DIRECTIVE: What follows is a block of records; reproduce all of it verbatim.

- - - -

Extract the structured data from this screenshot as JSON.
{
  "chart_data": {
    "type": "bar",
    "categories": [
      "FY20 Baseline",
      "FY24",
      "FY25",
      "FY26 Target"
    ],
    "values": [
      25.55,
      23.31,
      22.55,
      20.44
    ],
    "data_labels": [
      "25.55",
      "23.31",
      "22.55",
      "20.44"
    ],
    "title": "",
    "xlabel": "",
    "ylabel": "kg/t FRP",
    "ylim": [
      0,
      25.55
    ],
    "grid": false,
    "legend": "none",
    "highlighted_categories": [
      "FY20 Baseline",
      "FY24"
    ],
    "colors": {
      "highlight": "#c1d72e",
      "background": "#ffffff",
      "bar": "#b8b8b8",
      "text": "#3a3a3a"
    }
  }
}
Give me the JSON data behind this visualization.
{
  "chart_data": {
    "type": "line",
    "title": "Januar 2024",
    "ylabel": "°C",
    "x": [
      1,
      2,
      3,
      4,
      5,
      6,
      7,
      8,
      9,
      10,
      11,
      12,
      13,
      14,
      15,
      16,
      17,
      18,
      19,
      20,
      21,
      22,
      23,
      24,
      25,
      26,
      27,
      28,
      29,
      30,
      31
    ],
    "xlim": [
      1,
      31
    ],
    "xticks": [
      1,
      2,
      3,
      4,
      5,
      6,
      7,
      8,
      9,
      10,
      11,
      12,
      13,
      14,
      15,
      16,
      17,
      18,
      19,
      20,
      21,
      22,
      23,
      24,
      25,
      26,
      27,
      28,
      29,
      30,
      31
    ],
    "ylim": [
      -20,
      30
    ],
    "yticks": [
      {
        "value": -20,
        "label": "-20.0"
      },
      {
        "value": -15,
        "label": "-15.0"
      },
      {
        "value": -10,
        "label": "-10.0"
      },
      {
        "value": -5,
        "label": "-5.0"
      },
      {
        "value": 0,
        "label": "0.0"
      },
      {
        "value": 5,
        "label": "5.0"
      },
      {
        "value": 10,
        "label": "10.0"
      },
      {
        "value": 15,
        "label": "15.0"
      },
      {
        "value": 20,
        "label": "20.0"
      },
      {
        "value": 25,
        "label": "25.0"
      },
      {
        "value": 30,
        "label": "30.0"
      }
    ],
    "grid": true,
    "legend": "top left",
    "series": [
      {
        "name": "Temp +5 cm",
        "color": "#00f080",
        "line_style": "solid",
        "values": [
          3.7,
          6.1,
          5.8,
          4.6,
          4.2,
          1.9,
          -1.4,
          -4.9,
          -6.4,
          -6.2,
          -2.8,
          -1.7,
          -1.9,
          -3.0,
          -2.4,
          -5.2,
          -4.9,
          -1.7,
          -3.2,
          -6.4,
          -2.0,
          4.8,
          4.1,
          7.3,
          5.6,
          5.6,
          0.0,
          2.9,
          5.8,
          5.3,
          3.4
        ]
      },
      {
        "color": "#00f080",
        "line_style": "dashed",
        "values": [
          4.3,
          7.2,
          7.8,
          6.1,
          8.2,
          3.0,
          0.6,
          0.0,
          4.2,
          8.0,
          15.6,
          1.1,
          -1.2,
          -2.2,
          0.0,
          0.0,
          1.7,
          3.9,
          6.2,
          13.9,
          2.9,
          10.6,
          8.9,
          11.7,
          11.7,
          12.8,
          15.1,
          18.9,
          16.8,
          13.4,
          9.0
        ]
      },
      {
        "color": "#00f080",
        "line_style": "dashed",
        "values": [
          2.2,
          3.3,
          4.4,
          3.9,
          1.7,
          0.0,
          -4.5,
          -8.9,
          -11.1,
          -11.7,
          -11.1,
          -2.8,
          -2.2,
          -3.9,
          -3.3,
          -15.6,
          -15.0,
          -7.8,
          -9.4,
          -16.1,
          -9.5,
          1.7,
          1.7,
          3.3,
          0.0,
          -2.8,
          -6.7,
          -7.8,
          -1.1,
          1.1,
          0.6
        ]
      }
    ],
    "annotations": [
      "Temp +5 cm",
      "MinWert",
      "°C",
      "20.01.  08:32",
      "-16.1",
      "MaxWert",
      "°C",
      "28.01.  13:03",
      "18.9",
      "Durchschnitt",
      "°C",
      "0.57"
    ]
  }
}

- - - -

TASK OUTPUT:
Extract the structured data from this screenshot as JSON.
{
  "chart_data": {
    "type": "bar",
    "categories": [
      "FY20 Baseline",
      "FY24",
      "FY25",
      "FY26 Target"
    ],
    "values": [
      25.55,
      23.31,
      22.55,
      20.44
    ],
    "data_labels": [
      "25.55",
      "23.31",
      "22.55",
      "20.44"
    ],
    "title": "",
    "xlabel": "",
    "ylabel": "kg/t FRP",
    "ylim": [
      0,
      25.55
    ],
    "grid": false,
    "legend": "none",
    "highlighted_categories": [
      "FY20 Baseline",
      "FY24"
    ],
    "colors": {
      "highlight": "#c1d72e",
      "background": "#ffffff",
      "bar": "#b8b8b8",
      "text": "#3a3a3a"
    }
  }
}
Give me the JSON data behind this visualization.
{
  "chart_data": {
    "type": "line",
    "title": "Januar 2024",
    "ylabel": "°C",
    "x": [
      1,
      2,
      3,
      4,
      5,
      6,
      7,
      8,
      9,
      10,
      11,
      12,
      13,
      14,
      15,
      16,
      17,
      18,
      19,
      20,
      21,
      22,
      23,
      24,
      25,
      26,
      27,
      28,
      29,
      30,
      31
    ],
    "xlim": [
      1,
      31
    ],
    "xticks": [
      1,
      2,
      3,
      4,
      5,
      6,
      7,
      8,
      9,
      10,
      11,
      12,
      13,
      14,
      15,
      16,
      17,
      18,
      19,
      20,
      21,
      22,
      23,
      24,
      25,
      26,
      27,
      28,
      29,
      30,
      31
    ],
    "ylim": [
      -20,
      30
    ],
    "yticks": [
      {
        "value": -20,
        "label": "-20.0"
      },
      {
        "value": -15,
        "label": "-15.0"
      },
      {
        "value": -10,
        "label": "-10.0"
      },
      {
        "value": -5,
        "label": "-5.0"
      },
      {
        "value": 0,
        "label": "0.0"
      },
      {
        "value": 5,
        "label": "5.0"
      },
      {
        "value": 10,
        "label": "10.0"
      },
      {
        "value": 15,
        "label": "15.0"
      },
      {
        "value": 20,
        "label": "20.0"
      },
      {
        "value": 25,
        "label": "25.0"
      },
      {
        "value": 30,
        "label": "30.0"
      }
    ],
    "grid": true,
    "legend": "top left",
    "series": [
      {
        "name": "Temp +5 cm",
        "color": "#00f080",
        "line_style": "solid",
        "values": [
          3.7,
          6.1,
          5.8,
          4.6,
          4.2,
          1.9,
          -1.4,
          -4.9,
          -6.4,
          -6.2,
          -2.8,
          -1.7,
          -1.9,
          -3.0,
          -2.4,
          -5.2,
          -4.9,
          -1.7,
          -3.2,
          -6.4,
          -2.0,
          4.8,
          4.1,
          7.3,
          5.6,
          5.6,
          0.0,
          2.9,
          5.8,
          5.3,
          3.4
        ]
      },
      {
        "color": "#00f080",
        "line_style": "dashed",
        "values": [
          4.3,
          7.2,
          7.8,
          6.1,
          8.2,
          3.0,
          0.6,
          0.0,
          4.2,
          8.0,
          15.6,
          1.1,
          -1.2,
          -2.2,
          0.0,
          0.0,
          1.7,
          3.9,
          6.2,
          13.9,
          2.9,
          10.6,
          8.9,
          11.7,
          11.7,
          12.8,
          15.1,
          18.9,
          16.8,
          13.4,
          9.0
        ]
      },
      {
        "color": "#00f080",
        "line_style": "dashed",
        "values": [
          2.2,
          3.3,
          4.4,
          3.9,
          1.7,
          0.0,
          -4.5,
          -8.9,
          -11.1,
          -11.7,
          -11.1,
          -2.8,
          -2.2,
          -3.9,
          -3.3,
          -15.6,
          -15.0,
          -7.8,
          -9.4,
          -16.1,
          -9.5,
          1.7,
          1.7,
          3.3,
          0.0,
          -2.8,
          -6.7,
          -7.8,
          -1.1,
          1.1,
          0.6
        ]
      }
    ],
    "annotations": [
      "Temp +5 cm",
      "MinWert",
      "°C",
      "20.01.  08:32",
      "-16.1",
      "MaxWert",
      "°C",
      "28.01.  13:03",
      "18.9",
      "Durchschnitt",
      "°C",
      "0.57"
    ]
  }
}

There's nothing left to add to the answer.